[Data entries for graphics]
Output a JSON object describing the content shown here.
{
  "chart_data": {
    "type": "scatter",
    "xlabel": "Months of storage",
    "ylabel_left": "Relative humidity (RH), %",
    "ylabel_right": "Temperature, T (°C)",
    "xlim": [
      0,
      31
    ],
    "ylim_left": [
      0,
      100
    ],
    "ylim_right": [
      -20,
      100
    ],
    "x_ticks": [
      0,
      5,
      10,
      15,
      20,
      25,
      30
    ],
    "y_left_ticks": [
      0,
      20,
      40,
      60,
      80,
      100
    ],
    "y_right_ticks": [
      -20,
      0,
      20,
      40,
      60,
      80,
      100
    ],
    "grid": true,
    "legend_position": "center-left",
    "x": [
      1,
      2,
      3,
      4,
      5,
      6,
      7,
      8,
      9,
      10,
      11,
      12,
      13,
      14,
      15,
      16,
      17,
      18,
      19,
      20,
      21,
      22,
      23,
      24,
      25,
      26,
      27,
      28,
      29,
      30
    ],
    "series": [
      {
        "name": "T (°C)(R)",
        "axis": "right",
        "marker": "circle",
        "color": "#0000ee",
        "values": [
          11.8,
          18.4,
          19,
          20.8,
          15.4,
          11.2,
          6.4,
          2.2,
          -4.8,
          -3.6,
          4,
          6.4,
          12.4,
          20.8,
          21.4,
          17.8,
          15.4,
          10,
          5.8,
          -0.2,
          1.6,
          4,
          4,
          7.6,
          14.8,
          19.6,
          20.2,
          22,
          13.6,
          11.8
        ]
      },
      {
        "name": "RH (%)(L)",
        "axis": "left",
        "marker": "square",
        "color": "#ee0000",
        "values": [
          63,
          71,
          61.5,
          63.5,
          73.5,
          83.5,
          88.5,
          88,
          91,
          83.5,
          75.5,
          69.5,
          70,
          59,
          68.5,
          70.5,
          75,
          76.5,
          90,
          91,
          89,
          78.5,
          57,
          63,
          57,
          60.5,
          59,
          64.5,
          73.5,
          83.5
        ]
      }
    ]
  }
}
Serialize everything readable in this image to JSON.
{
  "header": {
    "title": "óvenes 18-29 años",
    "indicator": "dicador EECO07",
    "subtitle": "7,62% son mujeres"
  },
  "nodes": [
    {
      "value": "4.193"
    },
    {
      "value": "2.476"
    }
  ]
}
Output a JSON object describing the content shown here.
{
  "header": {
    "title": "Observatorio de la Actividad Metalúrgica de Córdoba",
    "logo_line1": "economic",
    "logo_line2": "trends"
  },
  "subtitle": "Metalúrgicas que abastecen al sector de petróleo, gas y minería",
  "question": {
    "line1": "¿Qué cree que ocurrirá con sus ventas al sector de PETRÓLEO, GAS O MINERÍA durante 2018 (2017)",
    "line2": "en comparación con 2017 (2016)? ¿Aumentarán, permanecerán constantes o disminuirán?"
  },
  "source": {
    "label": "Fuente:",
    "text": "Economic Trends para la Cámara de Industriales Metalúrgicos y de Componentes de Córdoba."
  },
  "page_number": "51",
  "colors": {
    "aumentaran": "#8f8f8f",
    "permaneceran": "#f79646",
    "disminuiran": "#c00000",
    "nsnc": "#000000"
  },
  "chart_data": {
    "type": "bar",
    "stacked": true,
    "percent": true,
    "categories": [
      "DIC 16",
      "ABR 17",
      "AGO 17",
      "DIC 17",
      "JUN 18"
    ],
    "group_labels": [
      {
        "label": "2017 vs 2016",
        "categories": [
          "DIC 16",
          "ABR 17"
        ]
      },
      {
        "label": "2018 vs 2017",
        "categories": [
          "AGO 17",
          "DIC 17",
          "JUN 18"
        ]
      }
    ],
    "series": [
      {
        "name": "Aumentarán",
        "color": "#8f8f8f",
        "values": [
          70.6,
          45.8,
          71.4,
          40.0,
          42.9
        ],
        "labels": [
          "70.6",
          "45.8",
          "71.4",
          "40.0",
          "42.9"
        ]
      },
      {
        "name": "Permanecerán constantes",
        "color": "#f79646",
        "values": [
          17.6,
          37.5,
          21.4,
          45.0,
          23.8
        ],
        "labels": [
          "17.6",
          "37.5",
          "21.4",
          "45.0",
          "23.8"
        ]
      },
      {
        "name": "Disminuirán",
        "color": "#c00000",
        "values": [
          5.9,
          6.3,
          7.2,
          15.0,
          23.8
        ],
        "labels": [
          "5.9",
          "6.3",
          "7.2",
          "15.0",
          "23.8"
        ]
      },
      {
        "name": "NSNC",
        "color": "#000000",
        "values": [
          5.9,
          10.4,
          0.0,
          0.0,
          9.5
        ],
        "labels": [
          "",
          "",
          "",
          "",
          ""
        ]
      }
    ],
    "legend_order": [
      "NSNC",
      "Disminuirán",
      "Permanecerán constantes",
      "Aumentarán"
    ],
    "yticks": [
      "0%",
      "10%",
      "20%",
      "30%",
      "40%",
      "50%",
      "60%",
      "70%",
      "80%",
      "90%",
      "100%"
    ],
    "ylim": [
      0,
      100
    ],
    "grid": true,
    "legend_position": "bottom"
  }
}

## WHAT YOU NEED TO DO
Write out the entries above word for word.

## RESPONSE TO THE EXERCISE
Output a JSON object describing the content shown here.
{
  "chart_data": {
    "type": "scatter",
    "xlabel": "Months of storage",
    "ylabel_left": "Relative humidity (RH), %",
    "ylabel_right": "Temperature, T (°C)",
    "xlim": [
      0,
      31
    ],
    "ylim_left": [
      0,
      100
    ],
    "ylim_right": [
      -20,
      100
    ],
    "x_ticks": [
      0,
      5,
      10,
      15,
      20,
      25,
      30
    ],
    "y_left_ticks": [
      0,
      20,
      40,
      60,
      80,
      100
    ],
    "y_right_ticks": [
      -20,
      0,
      20,
      40,
      60,
      80,
      100
    ],
    "grid": true,
    "legend_position": "center-left",
    "x": [
      1,
      2,
      3,
      4,
      5,
      6,
      7,
      8,
      9,
      10,
      11,
      12,
      13,
      14,
      15,
      16,
      17,
      18,
      19,
      20,
      21,
      22,
      23,
      24,
      25,
      26,
      27,
      28,
      29,
      30
    ],
    "series": [
      {
        "name": "T (°C)(R)",
        "axis": "right",
        "marker": "circle",
        "color": "#0000ee",
        "values": [
          11.8,
          18.4,
          19,
          20.8,
          15.4,
          11.2,
          6.4,
          2.2,
          -4.8,
          -3.6,
          4,
          6.4,
          12.4,
          20.8,
          21.4,
          17.8,
          15.4,
          10,
          5.8,
          -0.2,
          1.6,
          4,
          4,
          7.6,
          14.8,
          19.6,
          20.2,
          22,
          13.6,
          11.8
        ]
      },
      {
        "name": "RH (%)(L)",
        "axis": "left",
        "marker": "square",
        "color": "#ee0000",
        "values": [
          63,
          71,
          61.5,
          63.5,
          73.5,
          83.5,
          88.5,
          88,
          91,
          83.5,
          75.5,
          69.5,
          70,
          59,
          68.5,
          70.5,
          75,
          76.5,
          90,
          91,
          89,
          78.5,
          57,
          63,
          57,
          60.5,
          59,
          64.5,
          73.5,
          83.5
        ]
      }
    ]
  }
}
Serialize everything readable in this image to JSON.
{
  "header": {
    "title": "óvenes 18-29 años",
    "indicator": "dicador EECO07",
    "subtitle": "7,62% son mujeres"
  },
  "nodes": [
    {
      "value": "4.193"
    },
    {
      "value": "2.476"
    }
  ]
}
Output a JSON object describing the content shown here.
{
  "header": {
    "title": "Observatorio de la Actividad Metalúrgica de Córdoba",
    "logo_line1": "economic",
    "logo_line2": "trends"
  },
  "subtitle": "Metalúrgicas que abastecen al sector de petróleo, gas y minería",
  "question": {
    "line1": "¿Qué cree que ocurrirá con sus ventas al sector de PETRÓLEO, GAS O MINERÍA durante 2018 (2017)",
    "line2": "en comparación con 2017 (2016)? ¿Aumentarán, permanecerán constantes o disminuirán?"
  },
  "source": {
    "label": "Fuente:",
    "text": "Economic Trends para la Cámara de Industriales Metalúrgicos y de Componentes de Córdoba."
  },
  "page_number": "51",
  "colors": {
    "aumentaran": "#8f8f8f",
    "permaneceran": "#f79646",
    "disminuiran": "#c00000",
    "nsnc": "#000000"
  },
  "chart_data": {
    "type": "bar",
    "stacked": true,
    "percent": true,
    "categories": [
      "DIC 16",
      "ABR 17",
      "AGO 17",
      "DIC 17",
      "JUN 18"
    ],
    "group_labels": [
      {
        "label": "2017 vs 2016",
        "categories": [
          "DIC 16",
          "ABR 17"
        ]
      },
      {
        "label": "2018 vs 2017",
        "categories": [
          "AGO 17",
          "DIC 17",
          "JUN 18"
        ]
      }
    ],
    "series": [
      {
        "name": "Aumentarán",
        "color": "#8f8f8f",
        "values": [
          70.6,
          45.8,
          71.4,
          40.0,
          42.9
        ],
        "labels": [
          "70.6",
          "45.8",
          "71.4",
          "40.0",
          "42.9"
        ]
      },
      {
        "name": "Permanecerán constantes",
        "color": "#f79646",
        "values": [
          17.6,
          37.5,
          21.4,
          45.0,
          23.8
        ],
        "labels": [
          "17.6",
          "37.5",
          "21.4",
          "45.0",
          "23.8"
        ]
      },
      {
        "name": "Disminuirán",
        "color": "#c00000",
        "values": [
          5.9,
          6.3,
          7.2,
          15.0,
          23.8
        ],
        "labels": [
          "5.9",
          "6.3",
          "7.2",
          "15.0",
          "23.8"
        ]
      },
      {
        "name": "NSNC",
        "color": "#000000",
        "values": [
          5.9,
          10.4,
          0.0,
          0.0,
          9.5
        ],
        "labels": [
          "",
          "",
          "",
          "",
          ""
        ]
      }
    ],
    "legend_order": [
      "NSNC",
      "Disminuirán",
      "Permanecerán constantes",
      "Aumentarán"
    ],
    "yticks": [
      "0%",
      "10%",
      "20%",
      "30%",
      "40%",
      "50%",
      "60%",
      "70%",
      "80%",
      "90%",
      "100%"
    ],
    "ylim": [
      0,
      100
    ],
    "grid": true,
    "legend_position": "bottom"
  }
}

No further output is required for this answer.